## Records for the exercise
□ □ □ □
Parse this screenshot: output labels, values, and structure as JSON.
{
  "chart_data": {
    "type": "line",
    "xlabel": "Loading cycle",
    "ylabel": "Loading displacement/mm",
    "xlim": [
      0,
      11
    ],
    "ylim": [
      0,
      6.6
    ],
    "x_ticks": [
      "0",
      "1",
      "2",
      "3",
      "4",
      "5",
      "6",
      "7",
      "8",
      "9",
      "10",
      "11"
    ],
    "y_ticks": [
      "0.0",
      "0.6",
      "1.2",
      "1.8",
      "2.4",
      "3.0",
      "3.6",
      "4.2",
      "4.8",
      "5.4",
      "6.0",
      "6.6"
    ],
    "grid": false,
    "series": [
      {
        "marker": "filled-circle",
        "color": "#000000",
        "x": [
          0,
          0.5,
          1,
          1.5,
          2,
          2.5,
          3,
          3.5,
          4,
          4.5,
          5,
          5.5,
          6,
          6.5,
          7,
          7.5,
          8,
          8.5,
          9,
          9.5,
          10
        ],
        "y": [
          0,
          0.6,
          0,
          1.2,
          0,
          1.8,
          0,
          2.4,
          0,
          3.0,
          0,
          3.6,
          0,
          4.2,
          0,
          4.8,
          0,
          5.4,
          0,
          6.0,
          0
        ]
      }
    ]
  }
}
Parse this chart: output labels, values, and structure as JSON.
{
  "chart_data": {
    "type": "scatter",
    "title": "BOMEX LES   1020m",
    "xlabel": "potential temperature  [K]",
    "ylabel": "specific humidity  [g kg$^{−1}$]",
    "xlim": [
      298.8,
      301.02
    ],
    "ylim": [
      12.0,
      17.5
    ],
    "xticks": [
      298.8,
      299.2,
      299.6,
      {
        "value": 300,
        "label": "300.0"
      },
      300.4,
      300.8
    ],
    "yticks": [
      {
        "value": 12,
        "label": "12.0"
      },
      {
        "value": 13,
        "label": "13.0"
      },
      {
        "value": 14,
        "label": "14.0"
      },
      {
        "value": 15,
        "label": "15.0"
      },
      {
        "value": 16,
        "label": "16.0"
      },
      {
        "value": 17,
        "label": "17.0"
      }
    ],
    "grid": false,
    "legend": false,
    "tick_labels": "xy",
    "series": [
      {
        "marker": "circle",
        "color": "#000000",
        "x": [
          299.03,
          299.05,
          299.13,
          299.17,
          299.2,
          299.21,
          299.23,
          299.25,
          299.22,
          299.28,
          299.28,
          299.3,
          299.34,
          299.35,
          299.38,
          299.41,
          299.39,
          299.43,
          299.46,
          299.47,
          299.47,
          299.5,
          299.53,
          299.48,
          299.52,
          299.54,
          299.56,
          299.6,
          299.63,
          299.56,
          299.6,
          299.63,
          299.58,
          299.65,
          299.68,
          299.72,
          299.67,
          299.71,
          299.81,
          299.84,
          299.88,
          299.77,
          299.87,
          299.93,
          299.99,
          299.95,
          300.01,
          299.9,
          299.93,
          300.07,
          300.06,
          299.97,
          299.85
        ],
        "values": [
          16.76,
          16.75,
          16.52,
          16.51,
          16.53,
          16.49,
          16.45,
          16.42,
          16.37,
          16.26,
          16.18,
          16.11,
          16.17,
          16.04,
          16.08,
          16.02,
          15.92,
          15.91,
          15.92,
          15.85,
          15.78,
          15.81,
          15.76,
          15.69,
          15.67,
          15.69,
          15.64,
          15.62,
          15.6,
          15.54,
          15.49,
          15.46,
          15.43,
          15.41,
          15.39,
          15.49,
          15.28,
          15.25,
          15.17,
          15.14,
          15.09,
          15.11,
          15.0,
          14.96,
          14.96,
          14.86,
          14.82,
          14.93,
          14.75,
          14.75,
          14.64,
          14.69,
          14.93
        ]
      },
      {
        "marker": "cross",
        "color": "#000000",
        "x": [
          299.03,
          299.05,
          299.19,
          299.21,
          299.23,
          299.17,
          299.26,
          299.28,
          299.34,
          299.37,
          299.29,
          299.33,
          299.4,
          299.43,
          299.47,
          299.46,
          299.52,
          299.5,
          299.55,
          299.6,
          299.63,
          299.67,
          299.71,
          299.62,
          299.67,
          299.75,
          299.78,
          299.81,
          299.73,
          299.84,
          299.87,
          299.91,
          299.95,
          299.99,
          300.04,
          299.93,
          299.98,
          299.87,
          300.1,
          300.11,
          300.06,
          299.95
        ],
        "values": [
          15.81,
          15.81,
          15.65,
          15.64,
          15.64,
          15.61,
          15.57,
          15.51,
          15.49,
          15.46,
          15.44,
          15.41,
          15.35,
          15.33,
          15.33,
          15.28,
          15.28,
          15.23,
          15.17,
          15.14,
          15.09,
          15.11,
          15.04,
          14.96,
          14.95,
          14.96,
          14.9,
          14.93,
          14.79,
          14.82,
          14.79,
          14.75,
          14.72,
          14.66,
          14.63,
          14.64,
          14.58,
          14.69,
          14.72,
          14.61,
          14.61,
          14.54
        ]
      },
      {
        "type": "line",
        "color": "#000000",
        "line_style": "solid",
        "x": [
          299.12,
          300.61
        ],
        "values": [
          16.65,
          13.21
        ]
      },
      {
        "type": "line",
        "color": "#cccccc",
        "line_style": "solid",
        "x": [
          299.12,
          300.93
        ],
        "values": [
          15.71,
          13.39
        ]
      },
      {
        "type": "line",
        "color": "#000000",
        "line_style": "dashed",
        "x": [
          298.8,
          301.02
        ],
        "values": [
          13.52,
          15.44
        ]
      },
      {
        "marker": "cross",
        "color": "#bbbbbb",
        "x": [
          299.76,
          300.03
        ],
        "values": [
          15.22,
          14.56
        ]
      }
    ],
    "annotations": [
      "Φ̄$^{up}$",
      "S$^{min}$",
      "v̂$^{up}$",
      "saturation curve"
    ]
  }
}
□ □ □ □
## What to work on
Copy every line in the listing above where the string "JSON" turns up.

## Response to this exercise
Parse this screenshot: output labels, values, and structure as JSON.
Parse this chart: output labels, values, and structure as JSON.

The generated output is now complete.